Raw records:
· · · · · · ·
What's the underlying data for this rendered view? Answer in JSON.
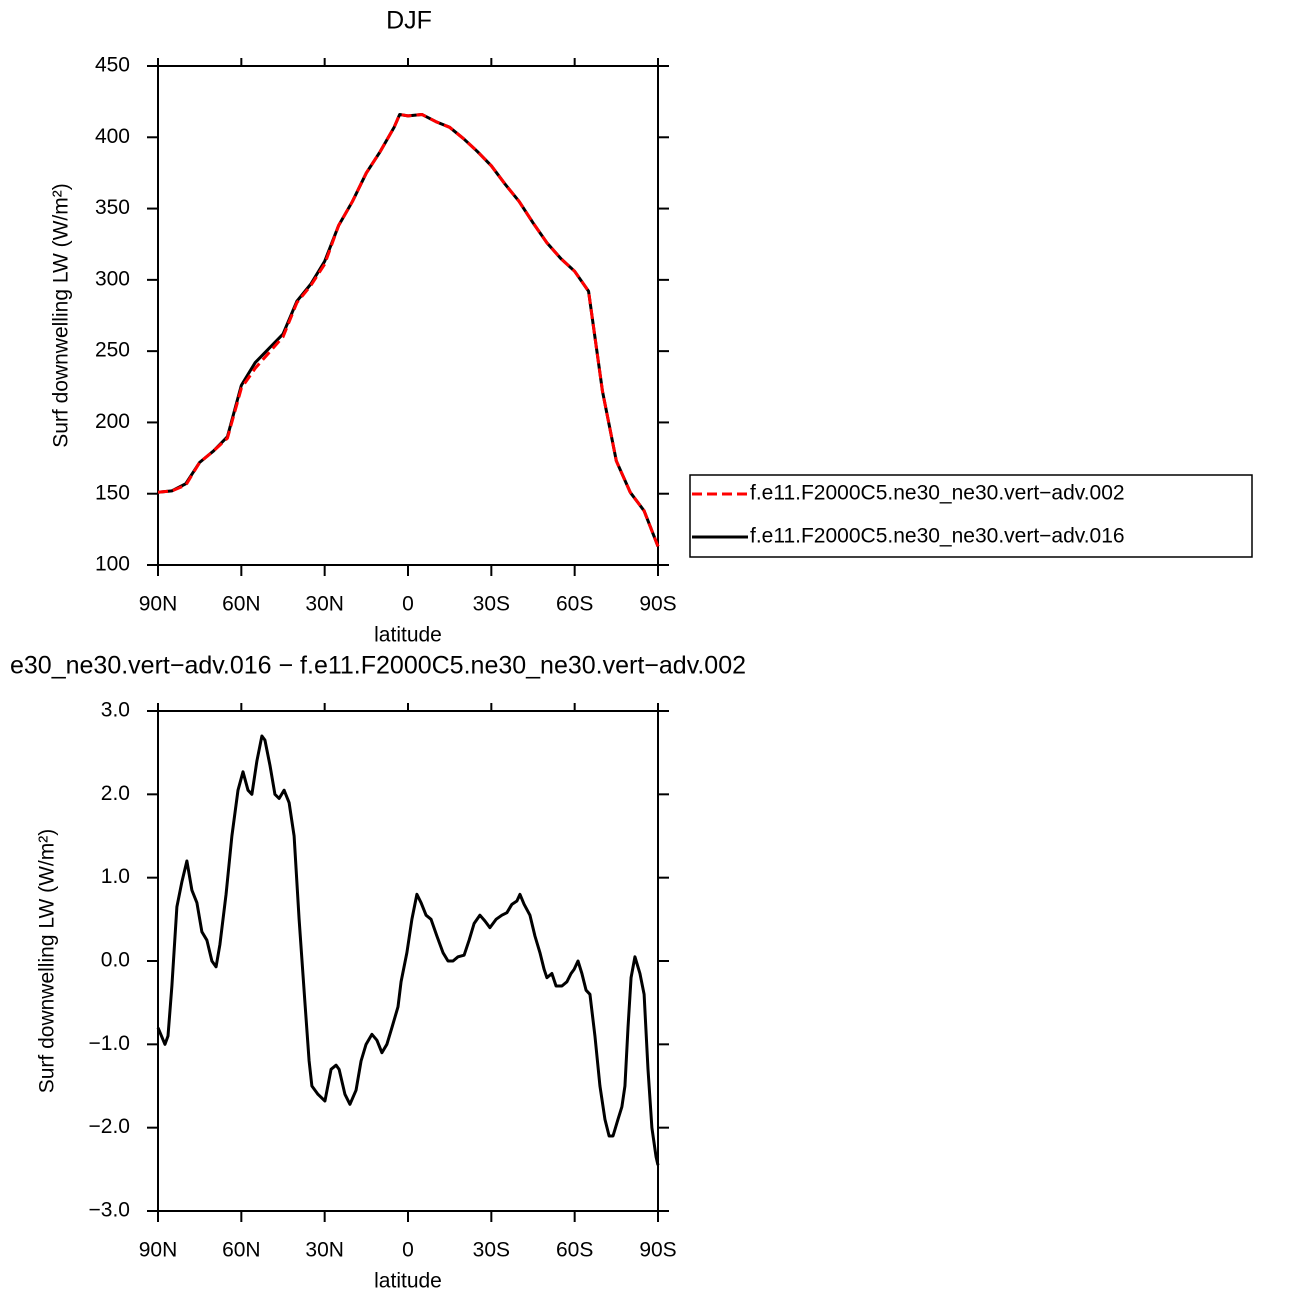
{
  "chart_data": [
    {
      "type": "line",
      "title": "DJF",
      "xlabel": "latitude",
      "ylabel": "Surf downwelling LW (W/m²)",
      "x": [
        90,
        85,
        80,
        75,
        70,
        65,
        60,
        55,
        50,
        45,
        40,
        35,
        30,
        25,
        20,
        15,
        10,
        5,
        3,
        0,
        -5,
        -10,
        -15,
        -20,
        -25,
        -30,
        -35,
        -40,
        -45,
        -50,
        -55,
        -60,
        -65,
        -70,
        -75,
        -80,
        -85,
        -90
      ],
      "series": [
        {
          "name": "f.e11.F2000C5.ne30_ne30.vert−adv.002",
          "color": "#ff0000",
          "dash": true,
          "values": [
            151,
            152,
            156,
            172,
            180,
            189,
            224,
            238,
            249,
            260,
            284,
            296,
            311,
            338,
            355,
            375,
            390,
            407,
            416,
            415,
            416,
            411,
            407,
            399,
            390,
            380,
            367,
            355,
            340,
            326,
            315,
            306,
            292,
            222,
            173,
            151,
            138,
            113
          ]
        },
        {
          "name": "f.e11.F2000C5.ne30_ne30.vert−adv.016",
          "color": "#000000",
          "dash": false,
          "values": [
            151,
            152,
            157,
            172,
            180,
            190,
            226,
            242,
            252,
            262,
            285,
            297,
            313,
            338,
            355,
            375,
            390,
            407,
            416,
            415,
            416,
            411,
            407,
            399,
            390,
            380,
            367,
            355,
            340,
            326,
            315,
            306,
            292,
            222,
            173,
            151,
            138,
            113
          ]
        }
      ],
      "xlim": [
        90,
        -90
      ],
      "xticks": [
        {
          "value": 90,
          "label": "90N"
        },
        {
          "value": 60,
          "label": "60N"
        },
        {
          "value": 30,
          "label": "30N"
        },
        0,
        {
          "value": -30,
          "label": "30S"
        },
        {
          "value": -60,
          "label": "60S"
        },
        {
          "value": -90,
          "label": "90S"
        }
      ],
      "ylim": [
        100,
        450
      ],
      "yticks": [
        100,
        150,
        200,
        250,
        300,
        350,
        400,
        450
      ],
      "legend": "right"
    },
    {
      "type": "line",
      "title": "e30_ne30.vert−adv.016 − f.e11.F2000C5.ne30_ne30.vert−adv.002",
      "xlabel": "latitude",
      "ylabel": "Surf downwelling LW (W/m²)",
      "x": [
        90,
        87.5,
        86.4,
        85.0,
        83.2,
        81.4,
        79.6,
        77.8,
        76.0,
        74.2,
        72.4,
        70.6,
        69.1,
        67.7,
        65.5,
        63.4,
        61.2,
        59.4,
        57.6,
        56.2,
        54.4,
        52.6,
        51.5,
        49.7,
        47.9,
        46.4,
        44.6,
        42.8,
        41.0,
        39.2,
        37.1,
        35.6,
        34.6,
        32.4,
        29.9,
        27.7,
        25.9,
        24.8,
        22.7,
        20.9,
        18.7,
        16.9,
        15.1,
        13.0,
        11.2,
        9.4,
        7.6,
        5.8,
        3.6,
        2.5,
        0.4,
        -1.4,
        -3.2,
        -4.7,
        -6.5,
        -8.3,
        -10.4,
        -12.6,
        -14.4,
        -16.2,
        -18.0,
        -20.2,
        -22.0,
        -23.8,
        -25.9,
        -27.7,
        -29.5,
        -31.7,
        -33.8,
        -35.6,
        -37.4,
        -39.2,
        -40.3,
        -41.8,
        -43.9,
        -45.7,
        -47.5,
        -49.0,
        -50.0,
        -51.8,
        -53.3,
        -55.4,
        -57.2,
        -58.7,
        -59.8,
        -61.2,
        -62.6,
        -64.1,
        -65.5,
        -67.3,
        -69.1,
        -70.9,
        -72.4,
        -73.8,
        -75.6,
        -77.0,
        -78.1,
        -79.2,
        -80.3,
        -81.7,
        -83.5,
        -85.0,
        -86.4,
        -87.8,
        -89.3,
        -90
      ],
      "series": [
        {
          "color": "#000000",
          "dash": false,
          "values": [
            -0.8,
            -1.0,
            -0.9,
            -0.3,
            0.65,
            0.95,
            1.2,
            0.85,
            0.7,
            0.35,
            0.25,
            0.0,
            -0.07,
            0.2,
            0.8,
            1.5,
            2.05,
            2.27,
            2.05,
            2.0,
            2.4,
            2.7,
            2.65,
            2.35,
            2.0,
            1.95,
            2.05,
            1.9,
            1.5,
            0.5,
            -0.5,
            -1.2,
            -1.5,
            -1.6,
            -1.68,
            -1.3,
            -1.25,
            -1.3,
            -1.6,
            -1.72,
            -1.55,
            -1.2,
            -1.0,
            -0.88,
            -0.95,
            -1.1,
            -1.0,
            -0.8,
            -0.55,
            -0.25,
            0.1,
            0.5,
            0.8,
            0.7,
            0.55,
            0.5,
            0.3,
            0.1,
            0.0,
            0.0,
            0.05,
            0.07,
            0.25,
            0.45,
            0.55,
            0.48,
            0.4,
            0.5,
            0.55,
            0.58,
            0.68,
            0.72,
            0.8,
            0.68,
            0.55,
            0.3,
            0.1,
            -0.1,
            -0.2,
            -0.15,
            -0.3,
            -0.3,
            -0.25,
            -0.15,
            -0.1,
            0.0,
            -0.15,
            -0.35,
            -0.4,
            -0.9,
            -1.5,
            -1.9,
            -2.1,
            -2.1,
            -1.9,
            -1.75,
            -1.5,
            -0.8,
            -0.2,
            0.05,
            -0.15,
            -0.4,
            -1.3,
            -2.0,
            -2.35,
            -2.45
          ]
        }
      ],
      "xlim": [
        90,
        -90
      ],
      "xticks": [
        {
          "value": 90,
          "label": "90N"
        },
        {
          "value": 60,
          "label": "60N"
        },
        {
          "value": 30,
          "label": "30N"
        },
        0,
        {
          "value": -30,
          "label": "30S"
        },
        {
          "value": -60,
          "label": "60S"
        },
        {
          "value": -90,
          "label": "90S"
        }
      ],
      "ylim": [
        -3,
        3
      ],
      "yticks": [
        {
          "value": -3,
          "label": "−3.0"
        },
        {
          "value": -2,
          "label": "−2.0"
        },
        {
          "value": -1,
          "label": "−1.0"
        },
        {
          "value": 0,
          "label": "0.0"
        },
        {
          "value": 1,
          "label": "1.0"
        },
        {
          "value": 2,
          "label": "2.0"
        },
        {
          "value": 3,
          "label": "3.0"
        }
      ]
    }
  ]
}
· · · · · · ·
To be done
Write out the listing above again, exactly, but with no pictures in the copy.

Expected answer
What's the underlying data for this rendered view? Answer in JSON.
{
  "chart_data": [
    {
      "type": "line",
      "title": "DJF",
      "xlabel": "latitude",
      "ylabel": "Surf downwelling LW (W/m²)",
      "x": [
        90,
        85,
        80,
        75,
        70,
        65,
        60,
        55,
        50,
        45,
        40,
        35,
        30,
        25,
        20,
        15,
        10,
        5,
        3,
        0,
        -5,
        -10,
        -15,
        -20,
        -25,
        -30,
        -35,
        -40,
        -45,
        -50,
        -55,
        -60,
        -65,
        -70,
        -75,
        -80,
        -85,
        -90
      ],
      "series": [
        {
          "name": "f.e11.F2000C5.ne30_ne30.vert−adv.002",
          "color": "#ff0000",
          "dash": true,
          "values": [
            151,
            152,
            156,
            172,
            180,
            189,
            224,
            238,
            249,
            260,
            284,
            296,
            311,
            338,
            355,
            375,
            390,
            407,
            416,
            415,
            416,
            411,
            407,
            399,
            390,
            380,
            367,
            355,
            340,
            326,
            315,
            306,
            292,
            222,
            173,
            151,
            138,
            113
          ]
        },
        {
          "name": "f.e11.F2000C5.ne30_ne30.vert−adv.016",
          "color": "#000000",
          "dash": false,
          "values": [
            151,
            152,
            157,
            172,
            180,
            190,
            226,
            242,
            252,
            262,
            285,
            297,
            313,
            338,
            355,
            375,
            390,
            407,
            416,
            415,
            416,
            411,
            407,
            399,
            390,
            380,
            367,
            355,
            340,
            326,
            315,
            306,
            292,
            222,
            173,
            151,
            138,
            113
          ]
        }
      ],
      "xlim": [
        90,
        -90
      ],
      "xticks": [
        {
          "value": 90,
          "label": "90N"
        },
        {
          "value": 60,
          "label": "60N"
        },
        {
          "value": 30,
          "label": "30N"
        },
        0,
        {
          "value": -30,
          "label": "30S"
        },
        {
          "value": -60,
          "label": "60S"
        },
        {
          "value": -90,
          "label": "90S"
        }
      ],
      "ylim": [
        100,
        450
      ],
      "yticks": [
        100,
        150,
        200,
        250,
        300,
        350,
        400,
        450
      ],
      "legend": "right"
    },
    {
      "type": "line",
      "title": "e30_ne30.vert−adv.016 − f.e11.F2000C5.ne30_ne30.vert−adv.002",
      "xlabel": "latitude",
      "ylabel": "Surf downwelling LW (W/m²)",
      "x": [
        90,
        87.5,
        86.4,
        85.0,
        83.2,
        81.4,
        79.6,
        77.8,
        76.0,
        74.2,
        72.4,
        70.6,
        69.1,
        67.7,
        65.5,
        63.4,
        61.2,
        59.4,
        57.6,
        56.2,
        54.4,
        52.6,
        51.5,
        49.7,
        47.9,
        46.4,
        44.6,
        42.8,
        41.0,
        39.2,
        37.1,
        35.6,
        34.6,
        32.4,
        29.9,
        27.7,
        25.9,
        24.8,
        22.7,
        20.9,
        18.7,
        16.9,
        15.1,
        13.0,
        11.2,
        9.4,
        7.6,
        5.8,
        3.6,
        2.5,
        0.4,
        -1.4,
        -3.2,
        -4.7,
        -6.5,
        -8.3,
        -10.4,
        -12.6,
        -14.4,
        -16.2,
        -18.0,
        -20.2,
        -22.0,
        -23.8,
        -25.9,
        -27.7,
        -29.5,
        -31.7,
        -33.8,
        -35.6,
        -37.4,
        -39.2,
        -40.3,
        -41.8,
        -43.9,
        -45.7,
        -47.5,
        -49.0,
        -50.0,
        -51.8,
        -53.3,
        -55.4,
        -57.2,
        -58.7,
        -59.8,
        -61.2,
        -62.6,
        -64.1,
        -65.5,
        -67.3,
        -69.1,
        -70.9,
        -72.4,
        -73.8,
        -75.6,
        -77.0,
        -78.1,
        -79.2,
        -80.3,
        -81.7,
        -83.5,
        -85.0,
        -86.4,
        -87.8,
        -89.3,
        -90
      ],
      "series": [
        {
          "color": "#000000",
          "dash": false,
          "values": [
            -0.8,
            -1.0,
            -0.9,
            -0.3,
            0.65,
            0.95,
            1.2,
            0.85,
            0.7,
            0.35,
            0.25,
            0.0,
            -0.07,
            0.2,
            0.8,
            1.5,
            2.05,
            2.27,
            2.05,
            2.0,
            2.4,
            2.7,
            2.65,
            2.35,
            2.0,
            1.95,
            2.05,
            1.9,
            1.5,
            0.5,
            -0.5,
            -1.2,
            -1.5,
            -1.6,
            -1.68,
            -1.3,
            -1.25,
            -1.3,
            -1.6,
            -1.72,
            -1.55,
            -1.2,
            -1.0,
            -0.88,
            -0.95,
            -1.1,
            -1.0,
            -0.8,
            -0.55,
            -0.25,
            0.1,
            0.5,
            0.8,
            0.7,
            0.55,
            0.5,
            0.3,
            0.1,
            0.0,
            0.0,
            0.05,
            0.07,
            0.25,
            0.45,
            0.55,
            0.48,
            0.4,
            0.5,
            0.55,
            0.58,
            0.68,
            0.72,
            0.8,
            0.68,
            0.55,
            0.3,
            0.1,
            -0.1,
            -0.2,
            -0.15,
            -0.3,
            -0.3,
            -0.25,
            -0.15,
            -0.1,
            0.0,
            -0.15,
            -0.35,
            -0.4,
            -0.9,
            -1.5,
            -1.9,
            -2.1,
            -2.1,
            -1.9,
            -1.75,
            -1.5,
            -0.8,
            -0.2,
            0.05,
            -0.15,
            -0.4,
            -1.3,
            -2.0,
            -2.35,
            -2.45
          ]
        }
      ],
      "xlim": [
        90,
        -90
      ],
      "xticks": [
        {
          "value": 90,
          "label": "90N"
        },
        {
          "value": 60,
          "label": "60N"
        },
        {
          "value": 30,
          "label": "30N"
        },
        0,
        {
          "value": -30,
          "label": "30S"
        },
        {
          "value": -60,
          "label": "60S"
        },
        {
          "value": -90,
          "label": "90S"
        }
      ],
      "ylim": [
        -3,
        3
      ],
      "yticks": [
        {
          "value": -3,
          "label": "−3.0"
        },
        {
          "value": -2,
          "label": "−2.0"
        },
        {
          "value": -1,
          "label": "−1.0"
        },
        {
          "value": 0,
          "label": "0.0"
        },
        {
          "value": 1,
          "label": "1.0"
        },
        {
          "value": 2,
          "label": "2.0"
        },
        {
          "value": 3,
          "label": "3.0"
        }
      ]
    }
  ]
}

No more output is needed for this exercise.